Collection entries
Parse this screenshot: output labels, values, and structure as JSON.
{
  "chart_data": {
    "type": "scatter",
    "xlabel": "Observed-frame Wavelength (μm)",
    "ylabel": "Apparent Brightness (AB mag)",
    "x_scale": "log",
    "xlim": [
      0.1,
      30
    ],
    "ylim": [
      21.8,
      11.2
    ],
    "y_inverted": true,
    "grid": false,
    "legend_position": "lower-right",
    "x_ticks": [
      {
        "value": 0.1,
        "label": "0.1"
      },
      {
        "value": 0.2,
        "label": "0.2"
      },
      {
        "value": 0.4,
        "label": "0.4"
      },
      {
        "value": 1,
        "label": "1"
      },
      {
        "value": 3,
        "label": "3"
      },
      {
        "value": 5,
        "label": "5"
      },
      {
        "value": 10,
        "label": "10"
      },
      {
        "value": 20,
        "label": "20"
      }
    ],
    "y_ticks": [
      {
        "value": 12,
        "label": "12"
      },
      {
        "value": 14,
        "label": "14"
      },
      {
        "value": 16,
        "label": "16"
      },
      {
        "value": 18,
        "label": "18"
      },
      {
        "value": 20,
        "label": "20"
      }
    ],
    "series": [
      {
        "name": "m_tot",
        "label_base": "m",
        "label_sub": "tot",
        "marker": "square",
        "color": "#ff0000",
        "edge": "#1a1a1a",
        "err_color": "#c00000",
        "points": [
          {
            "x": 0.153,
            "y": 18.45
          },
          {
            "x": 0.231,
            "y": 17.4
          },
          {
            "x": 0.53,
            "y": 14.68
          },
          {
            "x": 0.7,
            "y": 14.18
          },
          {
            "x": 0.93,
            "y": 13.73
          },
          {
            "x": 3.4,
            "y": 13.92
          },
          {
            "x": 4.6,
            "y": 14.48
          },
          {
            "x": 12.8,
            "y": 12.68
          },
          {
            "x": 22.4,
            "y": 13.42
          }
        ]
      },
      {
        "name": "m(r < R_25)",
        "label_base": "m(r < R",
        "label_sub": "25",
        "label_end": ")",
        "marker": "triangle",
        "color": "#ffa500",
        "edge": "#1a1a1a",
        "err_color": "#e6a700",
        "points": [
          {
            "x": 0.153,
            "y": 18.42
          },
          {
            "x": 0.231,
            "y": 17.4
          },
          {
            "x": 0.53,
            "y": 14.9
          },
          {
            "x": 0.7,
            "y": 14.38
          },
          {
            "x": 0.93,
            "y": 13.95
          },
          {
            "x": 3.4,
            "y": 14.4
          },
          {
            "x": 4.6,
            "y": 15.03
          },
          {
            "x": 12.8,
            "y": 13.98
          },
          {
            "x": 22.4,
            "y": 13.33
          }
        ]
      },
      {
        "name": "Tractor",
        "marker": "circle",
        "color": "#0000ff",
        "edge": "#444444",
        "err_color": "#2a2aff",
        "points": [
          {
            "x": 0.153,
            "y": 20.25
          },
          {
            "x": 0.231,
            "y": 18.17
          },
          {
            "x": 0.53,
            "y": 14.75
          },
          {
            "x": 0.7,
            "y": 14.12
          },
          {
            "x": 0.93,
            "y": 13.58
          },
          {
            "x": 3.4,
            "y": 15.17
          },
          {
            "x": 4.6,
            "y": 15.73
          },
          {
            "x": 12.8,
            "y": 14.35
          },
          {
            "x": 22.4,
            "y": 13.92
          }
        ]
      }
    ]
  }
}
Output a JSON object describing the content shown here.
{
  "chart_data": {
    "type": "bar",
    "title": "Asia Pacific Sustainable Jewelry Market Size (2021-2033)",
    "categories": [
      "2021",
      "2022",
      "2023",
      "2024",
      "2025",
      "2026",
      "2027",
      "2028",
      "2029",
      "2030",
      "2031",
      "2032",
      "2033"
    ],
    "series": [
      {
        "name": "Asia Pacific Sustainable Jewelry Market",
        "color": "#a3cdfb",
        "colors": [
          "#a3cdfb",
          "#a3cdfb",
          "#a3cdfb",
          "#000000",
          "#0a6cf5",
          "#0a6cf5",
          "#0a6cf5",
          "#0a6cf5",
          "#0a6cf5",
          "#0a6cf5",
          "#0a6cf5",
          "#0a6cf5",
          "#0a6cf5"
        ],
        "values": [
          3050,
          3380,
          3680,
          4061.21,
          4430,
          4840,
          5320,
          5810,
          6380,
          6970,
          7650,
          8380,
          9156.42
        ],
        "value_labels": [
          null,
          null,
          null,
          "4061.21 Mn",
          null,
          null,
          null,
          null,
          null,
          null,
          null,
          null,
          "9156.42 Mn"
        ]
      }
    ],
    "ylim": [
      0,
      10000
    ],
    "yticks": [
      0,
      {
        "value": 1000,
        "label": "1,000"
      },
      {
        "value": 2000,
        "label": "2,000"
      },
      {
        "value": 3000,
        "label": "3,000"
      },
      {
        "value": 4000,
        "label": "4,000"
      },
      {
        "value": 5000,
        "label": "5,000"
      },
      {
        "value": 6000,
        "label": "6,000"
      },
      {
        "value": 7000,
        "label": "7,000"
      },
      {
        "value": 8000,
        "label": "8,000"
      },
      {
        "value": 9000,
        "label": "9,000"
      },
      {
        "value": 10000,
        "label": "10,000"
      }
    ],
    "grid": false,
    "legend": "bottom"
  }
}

**TASK DESCRIPTION**: Select and copy every line of the material that holds the string "Asia".

**EXERCISE RESPONSE**:
    "title": "Asia Pacific Sustainable Jewelry Market Size (2021-2033)",
        "name": "Asia Pacific Sustainable Jewelry Market",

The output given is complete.